Records contained in a dataset:
###

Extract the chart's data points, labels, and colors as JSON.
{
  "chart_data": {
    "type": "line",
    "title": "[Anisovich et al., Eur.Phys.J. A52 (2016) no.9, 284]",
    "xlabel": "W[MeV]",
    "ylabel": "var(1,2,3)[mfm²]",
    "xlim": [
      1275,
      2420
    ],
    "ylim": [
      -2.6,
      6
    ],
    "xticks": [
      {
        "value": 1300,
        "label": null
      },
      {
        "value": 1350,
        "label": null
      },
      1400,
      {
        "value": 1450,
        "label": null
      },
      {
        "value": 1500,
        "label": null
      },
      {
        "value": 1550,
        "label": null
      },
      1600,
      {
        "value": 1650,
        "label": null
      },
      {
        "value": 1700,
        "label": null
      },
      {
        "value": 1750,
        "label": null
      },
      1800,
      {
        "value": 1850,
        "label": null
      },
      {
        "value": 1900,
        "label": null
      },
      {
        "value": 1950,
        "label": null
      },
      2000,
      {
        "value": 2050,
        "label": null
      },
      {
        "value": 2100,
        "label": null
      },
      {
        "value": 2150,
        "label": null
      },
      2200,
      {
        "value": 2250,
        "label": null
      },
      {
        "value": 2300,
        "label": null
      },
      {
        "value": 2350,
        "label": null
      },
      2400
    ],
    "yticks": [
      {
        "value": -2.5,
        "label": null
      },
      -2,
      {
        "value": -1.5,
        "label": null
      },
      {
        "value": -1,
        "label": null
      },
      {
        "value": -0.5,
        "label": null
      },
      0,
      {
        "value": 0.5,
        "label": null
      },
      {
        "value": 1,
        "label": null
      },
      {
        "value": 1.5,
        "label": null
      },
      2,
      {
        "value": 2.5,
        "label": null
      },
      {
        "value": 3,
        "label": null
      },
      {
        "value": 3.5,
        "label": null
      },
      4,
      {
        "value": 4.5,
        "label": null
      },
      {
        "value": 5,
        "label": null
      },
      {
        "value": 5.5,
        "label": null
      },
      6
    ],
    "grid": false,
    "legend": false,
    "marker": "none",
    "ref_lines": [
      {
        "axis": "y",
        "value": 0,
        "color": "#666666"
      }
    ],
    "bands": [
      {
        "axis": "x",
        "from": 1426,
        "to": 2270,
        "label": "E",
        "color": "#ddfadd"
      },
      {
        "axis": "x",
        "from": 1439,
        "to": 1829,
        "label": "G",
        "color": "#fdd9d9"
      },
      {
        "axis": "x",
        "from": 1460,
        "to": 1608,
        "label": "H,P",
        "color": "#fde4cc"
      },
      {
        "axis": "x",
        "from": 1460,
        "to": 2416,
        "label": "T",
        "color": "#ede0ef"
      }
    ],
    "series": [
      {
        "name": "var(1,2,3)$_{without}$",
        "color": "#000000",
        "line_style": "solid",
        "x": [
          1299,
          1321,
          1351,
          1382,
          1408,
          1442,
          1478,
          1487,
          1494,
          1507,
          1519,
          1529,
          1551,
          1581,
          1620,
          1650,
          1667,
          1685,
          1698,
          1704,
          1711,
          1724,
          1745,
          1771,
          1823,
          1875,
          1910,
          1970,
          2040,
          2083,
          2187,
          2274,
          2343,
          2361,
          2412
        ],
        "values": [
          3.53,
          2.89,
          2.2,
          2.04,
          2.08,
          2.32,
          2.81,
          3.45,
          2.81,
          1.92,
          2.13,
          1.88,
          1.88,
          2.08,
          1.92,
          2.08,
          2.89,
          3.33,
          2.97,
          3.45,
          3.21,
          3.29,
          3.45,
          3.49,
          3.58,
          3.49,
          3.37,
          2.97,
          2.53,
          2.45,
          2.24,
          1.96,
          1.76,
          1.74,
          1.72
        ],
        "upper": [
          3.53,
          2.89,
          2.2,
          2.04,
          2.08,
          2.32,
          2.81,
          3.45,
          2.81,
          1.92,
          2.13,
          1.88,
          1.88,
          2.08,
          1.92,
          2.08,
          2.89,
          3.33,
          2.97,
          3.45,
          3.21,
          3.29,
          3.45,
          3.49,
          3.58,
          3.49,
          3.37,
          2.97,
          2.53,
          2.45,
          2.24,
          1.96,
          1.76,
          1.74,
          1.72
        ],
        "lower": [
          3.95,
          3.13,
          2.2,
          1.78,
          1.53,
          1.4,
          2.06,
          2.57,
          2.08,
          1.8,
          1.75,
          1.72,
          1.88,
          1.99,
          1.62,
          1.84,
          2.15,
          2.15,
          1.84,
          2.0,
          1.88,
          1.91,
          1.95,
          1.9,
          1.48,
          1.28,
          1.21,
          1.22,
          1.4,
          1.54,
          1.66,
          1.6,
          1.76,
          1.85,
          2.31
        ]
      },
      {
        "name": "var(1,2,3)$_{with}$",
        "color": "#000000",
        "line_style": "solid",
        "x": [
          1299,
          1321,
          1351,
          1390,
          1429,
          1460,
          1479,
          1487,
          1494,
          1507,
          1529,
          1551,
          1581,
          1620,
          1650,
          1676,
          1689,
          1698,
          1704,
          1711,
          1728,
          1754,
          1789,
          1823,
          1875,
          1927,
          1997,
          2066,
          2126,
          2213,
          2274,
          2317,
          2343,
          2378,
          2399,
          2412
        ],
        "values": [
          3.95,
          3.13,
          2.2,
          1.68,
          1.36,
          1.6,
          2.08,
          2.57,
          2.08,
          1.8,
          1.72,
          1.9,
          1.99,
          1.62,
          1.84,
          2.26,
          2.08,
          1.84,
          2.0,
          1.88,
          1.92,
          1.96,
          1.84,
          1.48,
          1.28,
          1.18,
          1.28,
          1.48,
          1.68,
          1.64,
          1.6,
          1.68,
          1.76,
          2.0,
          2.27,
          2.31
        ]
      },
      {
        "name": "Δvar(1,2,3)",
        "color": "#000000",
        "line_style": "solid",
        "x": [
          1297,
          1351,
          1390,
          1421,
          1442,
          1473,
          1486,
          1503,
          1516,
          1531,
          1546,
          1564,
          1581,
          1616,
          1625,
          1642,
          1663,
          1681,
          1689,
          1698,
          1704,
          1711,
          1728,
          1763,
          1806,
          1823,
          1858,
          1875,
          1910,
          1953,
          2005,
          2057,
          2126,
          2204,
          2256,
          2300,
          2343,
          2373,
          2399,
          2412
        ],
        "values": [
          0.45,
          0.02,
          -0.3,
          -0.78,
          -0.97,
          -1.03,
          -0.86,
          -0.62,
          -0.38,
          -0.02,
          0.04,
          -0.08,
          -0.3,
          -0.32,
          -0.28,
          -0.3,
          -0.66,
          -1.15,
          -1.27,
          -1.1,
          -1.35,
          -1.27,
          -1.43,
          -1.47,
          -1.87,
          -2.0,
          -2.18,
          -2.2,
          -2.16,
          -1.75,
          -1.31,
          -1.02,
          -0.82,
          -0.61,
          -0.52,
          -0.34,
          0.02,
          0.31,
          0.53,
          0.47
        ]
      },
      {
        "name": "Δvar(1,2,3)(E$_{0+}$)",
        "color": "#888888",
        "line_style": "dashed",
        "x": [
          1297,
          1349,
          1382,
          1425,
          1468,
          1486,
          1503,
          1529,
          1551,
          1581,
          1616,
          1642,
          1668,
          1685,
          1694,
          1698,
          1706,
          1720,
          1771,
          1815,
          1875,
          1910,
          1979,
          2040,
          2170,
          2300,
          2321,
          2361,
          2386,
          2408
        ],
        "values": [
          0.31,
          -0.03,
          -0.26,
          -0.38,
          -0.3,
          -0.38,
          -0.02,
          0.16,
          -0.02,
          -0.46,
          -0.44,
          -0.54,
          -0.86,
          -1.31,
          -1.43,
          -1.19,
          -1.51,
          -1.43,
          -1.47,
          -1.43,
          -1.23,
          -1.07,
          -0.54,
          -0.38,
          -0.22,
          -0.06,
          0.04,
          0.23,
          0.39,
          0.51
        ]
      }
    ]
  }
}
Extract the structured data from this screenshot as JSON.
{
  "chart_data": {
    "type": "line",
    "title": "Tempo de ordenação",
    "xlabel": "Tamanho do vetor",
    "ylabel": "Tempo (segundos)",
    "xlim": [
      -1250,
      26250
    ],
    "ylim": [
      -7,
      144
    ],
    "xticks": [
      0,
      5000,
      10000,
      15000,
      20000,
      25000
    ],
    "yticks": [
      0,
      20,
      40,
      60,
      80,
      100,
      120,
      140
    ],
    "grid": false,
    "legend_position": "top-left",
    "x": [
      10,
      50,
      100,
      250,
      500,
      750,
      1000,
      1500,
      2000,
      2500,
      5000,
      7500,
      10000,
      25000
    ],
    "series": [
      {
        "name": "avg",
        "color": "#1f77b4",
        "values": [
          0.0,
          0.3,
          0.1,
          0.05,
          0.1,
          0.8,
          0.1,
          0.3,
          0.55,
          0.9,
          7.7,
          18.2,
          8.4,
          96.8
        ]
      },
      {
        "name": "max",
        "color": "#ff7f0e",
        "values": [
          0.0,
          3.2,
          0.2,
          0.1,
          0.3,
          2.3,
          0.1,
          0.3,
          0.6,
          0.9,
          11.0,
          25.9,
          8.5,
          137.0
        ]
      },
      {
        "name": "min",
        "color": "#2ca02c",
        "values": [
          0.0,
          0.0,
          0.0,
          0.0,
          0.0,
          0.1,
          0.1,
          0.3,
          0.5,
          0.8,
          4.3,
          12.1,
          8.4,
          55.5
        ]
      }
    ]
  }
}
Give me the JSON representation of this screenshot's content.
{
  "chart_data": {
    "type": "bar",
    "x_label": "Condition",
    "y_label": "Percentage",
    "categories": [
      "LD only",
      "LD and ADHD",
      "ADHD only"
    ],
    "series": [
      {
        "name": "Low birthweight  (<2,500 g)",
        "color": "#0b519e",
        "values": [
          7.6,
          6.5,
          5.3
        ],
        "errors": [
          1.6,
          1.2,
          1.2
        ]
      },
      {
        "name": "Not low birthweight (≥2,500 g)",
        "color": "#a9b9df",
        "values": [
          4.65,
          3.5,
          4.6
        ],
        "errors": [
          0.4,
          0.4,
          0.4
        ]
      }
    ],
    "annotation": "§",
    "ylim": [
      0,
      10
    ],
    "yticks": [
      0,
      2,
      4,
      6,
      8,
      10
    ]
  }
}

###

- _THE TASK_
Each line above that holds the string "from" should be copied and shown.

- _WRITTEN SOLUTION_
        "from": 1426,
        "from": 1439,
        "from": 1460,
        "from": 1460,
Extract the structured data from this screenshot as JSON.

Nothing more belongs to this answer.